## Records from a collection
= = =

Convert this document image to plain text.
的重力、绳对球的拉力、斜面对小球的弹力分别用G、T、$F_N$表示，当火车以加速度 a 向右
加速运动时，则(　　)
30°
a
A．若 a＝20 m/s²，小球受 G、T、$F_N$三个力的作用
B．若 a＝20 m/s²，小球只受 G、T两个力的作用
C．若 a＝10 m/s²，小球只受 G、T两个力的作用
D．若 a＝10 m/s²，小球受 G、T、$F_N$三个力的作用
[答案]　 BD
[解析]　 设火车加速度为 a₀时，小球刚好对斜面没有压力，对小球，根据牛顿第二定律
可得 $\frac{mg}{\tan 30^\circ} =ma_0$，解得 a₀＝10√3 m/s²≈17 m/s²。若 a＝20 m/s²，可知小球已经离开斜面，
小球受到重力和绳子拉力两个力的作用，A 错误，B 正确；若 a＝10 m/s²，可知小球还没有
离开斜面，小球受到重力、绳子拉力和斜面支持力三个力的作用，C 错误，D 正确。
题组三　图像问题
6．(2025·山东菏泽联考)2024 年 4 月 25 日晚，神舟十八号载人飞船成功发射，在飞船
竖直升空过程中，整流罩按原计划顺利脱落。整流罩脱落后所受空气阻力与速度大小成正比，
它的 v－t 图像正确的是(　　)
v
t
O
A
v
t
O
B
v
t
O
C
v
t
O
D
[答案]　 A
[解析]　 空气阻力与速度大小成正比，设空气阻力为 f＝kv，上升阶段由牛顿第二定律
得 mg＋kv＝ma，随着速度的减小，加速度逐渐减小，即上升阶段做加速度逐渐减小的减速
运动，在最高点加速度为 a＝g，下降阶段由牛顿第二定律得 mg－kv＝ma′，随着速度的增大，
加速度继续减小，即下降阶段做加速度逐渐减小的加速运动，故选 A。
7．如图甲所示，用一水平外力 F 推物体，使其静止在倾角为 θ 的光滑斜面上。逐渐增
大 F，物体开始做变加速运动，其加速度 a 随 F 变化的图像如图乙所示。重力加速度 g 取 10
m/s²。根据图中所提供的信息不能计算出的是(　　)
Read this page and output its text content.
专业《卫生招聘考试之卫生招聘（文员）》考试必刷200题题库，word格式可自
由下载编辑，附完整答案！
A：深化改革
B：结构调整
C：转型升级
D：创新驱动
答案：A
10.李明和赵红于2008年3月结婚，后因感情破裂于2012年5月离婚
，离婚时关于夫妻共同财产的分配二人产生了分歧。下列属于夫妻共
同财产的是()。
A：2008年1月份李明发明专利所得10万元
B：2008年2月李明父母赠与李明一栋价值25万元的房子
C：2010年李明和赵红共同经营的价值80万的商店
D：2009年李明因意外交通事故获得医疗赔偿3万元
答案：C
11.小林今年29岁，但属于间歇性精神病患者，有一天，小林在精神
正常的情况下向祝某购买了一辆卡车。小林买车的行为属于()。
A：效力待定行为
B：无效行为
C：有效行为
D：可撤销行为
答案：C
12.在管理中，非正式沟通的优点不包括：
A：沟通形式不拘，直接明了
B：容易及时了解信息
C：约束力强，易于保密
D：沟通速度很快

= = =

## DIRECTION
Pick out each line in the material containing "this".

## OUTPUT
Convert this document image to plain text.
Read this page and output its text content.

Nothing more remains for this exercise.